EXERCISE MATERIAL.
····················

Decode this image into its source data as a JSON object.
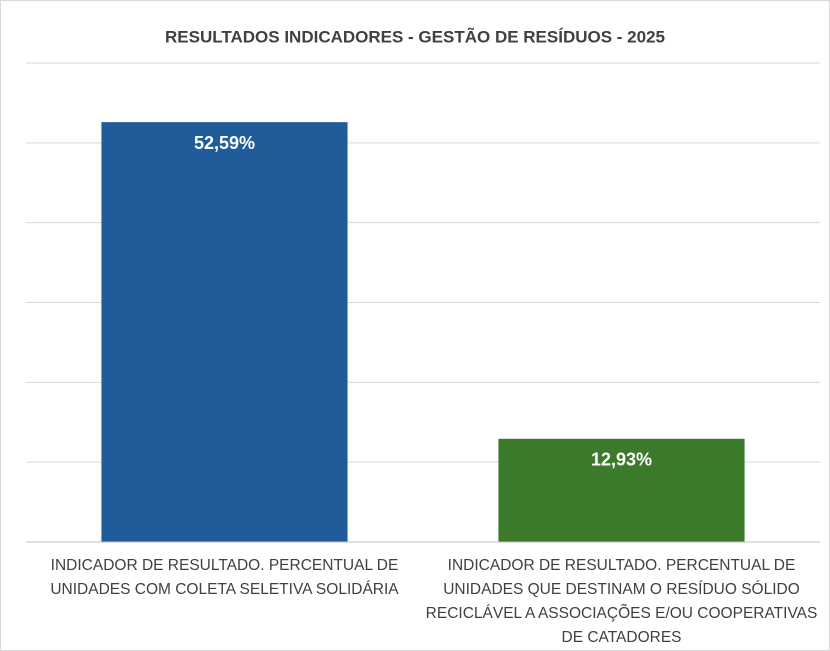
{
  "chart_data": {
    "type": "bar",
    "title": "RESULTADOS INDICADORES - GESTÃO DE RESÍDUOS - 2025",
    "categories": [
      "INDICADOR DE RESULTADO. PERCENTUAL DE UNIDADES COM COLETA SELETIVA SOLIDÁRIA",
      "INDICADOR DE RESULTADO. PERCENTUAL DE UNIDADES QUE DESTINAM O RESÍDUO SÓLIDO RECICLÁVEL A ASSOCIAÇÕES E/OU COOPERATIVAS DE CATADORES"
    ],
    "values": [
      52.59,
      12.93
    ],
    "value_labels": [
      "52,59%",
      "12,93%"
    ],
    "colors": [
      "#1f5c99",
      "#3b7a2b"
    ],
    "ylim": [
      0,
      60
    ],
    "yticks": [
      0,
      10,
      20,
      30,
      40,
      50,
      60
    ],
    "grid": true
  }
}
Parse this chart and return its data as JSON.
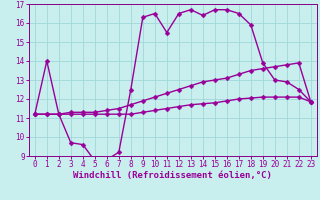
{
  "xlabel": "Windchill (Refroidissement éolien,°C)",
  "bg_color": "#c8eeee",
  "line_color": "#990099",
  "grid_color": "#a0d8d8",
  "spine_color": "#880088",
  "xlim": [
    -0.5,
    23.5
  ],
  "ylim": [
    9,
    17
  ],
  "xticks": [
    0,
    1,
    2,
    3,
    4,
    5,
    6,
    7,
    8,
    9,
    10,
    11,
    12,
    13,
    14,
    15,
    16,
    17,
    18,
    19,
    20,
    21,
    22,
    23
  ],
  "yticks": [
    9,
    10,
    11,
    12,
    13,
    14,
    15,
    16,
    17
  ],
  "line1_x": [
    0,
    1,
    2,
    3,
    4,
    5,
    6,
    7,
    8,
    9,
    10,
    11,
    12,
    13,
    14,
    15,
    16,
    17,
    18,
    19,
    20,
    21,
    22,
    23
  ],
  "line1_y": [
    11.2,
    14.0,
    11.2,
    9.7,
    9.6,
    8.75,
    8.8,
    9.2,
    12.5,
    16.3,
    16.5,
    15.5,
    16.5,
    16.7,
    16.4,
    16.7,
    16.7,
    16.5,
    15.9,
    13.9,
    13.0,
    12.9,
    12.5,
    11.85
  ],
  "line2_x": [
    0,
    1,
    2,
    3,
    4,
    5,
    6,
    7,
    8,
    9,
    10,
    11,
    12,
    13,
    14,
    15,
    16,
    17,
    18,
    19,
    20,
    21,
    22,
    23
  ],
  "line2_y": [
    11.2,
    11.2,
    11.2,
    11.3,
    11.3,
    11.3,
    11.4,
    11.5,
    11.7,
    11.9,
    12.1,
    12.3,
    12.5,
    12.7,
    12.9,
    13.0,
    13.1,
    13.3,
    13.5,
    13.6,
    13.7,
    13.8,
    13.9,
    11.85
  ],
  "line3_x": [
    0,
    1,
    2,
    3,
    4,
    5,
    6,
    7,
    8,
    9,
    10,
    11,
    12,
    13,
    14,
    15,
    16,
    17,
    18,
    19,
    20,
    21,
    22,
    23
  ],
  "line3_y": [
    11.2,
    11.2,
    11.2,
    11.2,
    11.2,
    11.2,
    11.2,
    11.2,
    11.2,
    11.3,
    11.4,
    11.5,
    11.6,
    11.7,
    11.75,
    11.8,
    11.9,
    12.0,
    12.05,
    12.1,
    12.1,
    12.1,
    12.1,
    11.85
  ],
  "marker": "D",
  "markersize": 2.5,
  "linewidth": 1.0,
  "tick_fontsize": 5.5,
  "label_fontsize": 6.5
}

····················

DESCRIPTION OF THE TASK. Without the pictures, output the full listing exactly as it stands.

ANSWER.
Decode this image into its source data as a JSON object.
{
  "chart_data": {
    "type": "bar",
    "title": "RESULTADOS INDICADORES - GESTÃO DE RESÍDUOS - 2025",
    "categories": [
      "INDICADOR DE RESULTADO. PERCENTUAL DE UNIDADES COM COLETA SELETIVA SOLIDÁRIA",
      "INDICADOR DE RESULTADO. PERCENTUAL DE UNIDADES QUE DESTINAM O RESÍDUO SÓLIDO RECICLÁVEL A ASSOCIAÇÕES E/OU COOPERATIVAS DE CATADORES"
    ],
    "values": [
      52.59,
      12.93
    ],
    "value_labels": [
      "52,59%",
      "12,93%"
    ],
    "colors": [
      "#1f5c99",
      "#3b7a2b"
    ],
    "ylim": [
      0,
      60
    ],
    "yticks": [
      0,
      10,
      20,
      30,
      40,
      50,
      60
    ],
    "grid": true
  }
}
Parse this chart and return its data as JSON.
{
  "xlabel": "Windchill (Refroidissement éolien,°C)",
  "bg_color": "#c8eeee",
  "line_color": "#990099",
  "grid_color": "#a0d8d8",
  "spine_color": "#880088",
  "xlim": [
    -0.5,
    23.5
  ],
  "ylim": [
    9,
    17
  ],
  "xticks": [
    0,
    1,
    2,
    3,
    4,
    5,
    6,
    7,
    8,
    9,
    10,
    11,
    12,
    13,
    14,
    15,
    16,
    17,
    18,
    19,
    20,
    21,
    22,
    23
  ],
  "yticks": [
    9,
    10,
    11,
    12,
    13,
    14,
    15,
    16,
    17
  ],
  "line1_x": [
    0,
    1,
    2,
    3,
    4,
    5,
    6,
    7,
    8,
    9,
    10,
    11,
    12,
    13,
    14,
    15,
    16,
    17,
    18,
    19,
    20,
    21,
    22,
    23
  ],
  "line1_y": [
    11.2,
    14.0,
    11.2,
    9.7,
    9.6,
    8.75,
    8.8,
    9.2,
    12.5,
    16.3,
    16.5,
    15.5,
    16.5,
    16.7,
    16.4,
    16.7,
    16.7,
    16.5,
    15.9,
    13.9,
    13.0,
    12.9,
    12.5,
    11.85
  ],
  "line2_x": [
    0,
    1,
    2,
    3,
    4,
    5,
    6,
    7,
    8,
    9,
    10,
    11,
    12,
    13,
    14,
    15,
    16,
    17,
    18,
    19,
    20,
    21,
    22,
    23
  ],
  "line2_y": [
    11.2,
    11.2,
    11.2,
    11.3,
    11.3,
    11.3,
    11.4,
    11.5,
    11.7,
    11.9,
    12.1,
    12.3,
    12.5,
    12.7,
    12.9,
    13.0,
    13.1,
    13.3,
    13.5,
    13.6,
    13.7,
    13.8,
    13.9,
    11.85
  ],
  "line3_x": [
    0,
    1,
    2,
    3,
    4,
    5,
    6,
    7,
    8,
    9,
    10,
    11,
    12,
    13,
    14,
    15,
    16,
    17,
    18,
    19,
    20,
    21,
    22,
    23
  ],
  "line3_y": [
    11.2,
    11.2,
    11.2,
    11.2,
    11.2,
    11.2,
    11.2,
    11.2,
    11.2,
    11.3,
    11.4,
    11.5,
    11.6,
    11.7,
    11.75,
    11.8,
    11.9,
    12.0,
    12.05,
    12.1,
    12.1,
    12.1,
    12.1,
    11.85
  ],
  "marker": "D",
  "markersize": 2.5,
  "linewidth": 1.0,
  "tick_fontsize": 5.5,
  "label_fontsize": 6.5
}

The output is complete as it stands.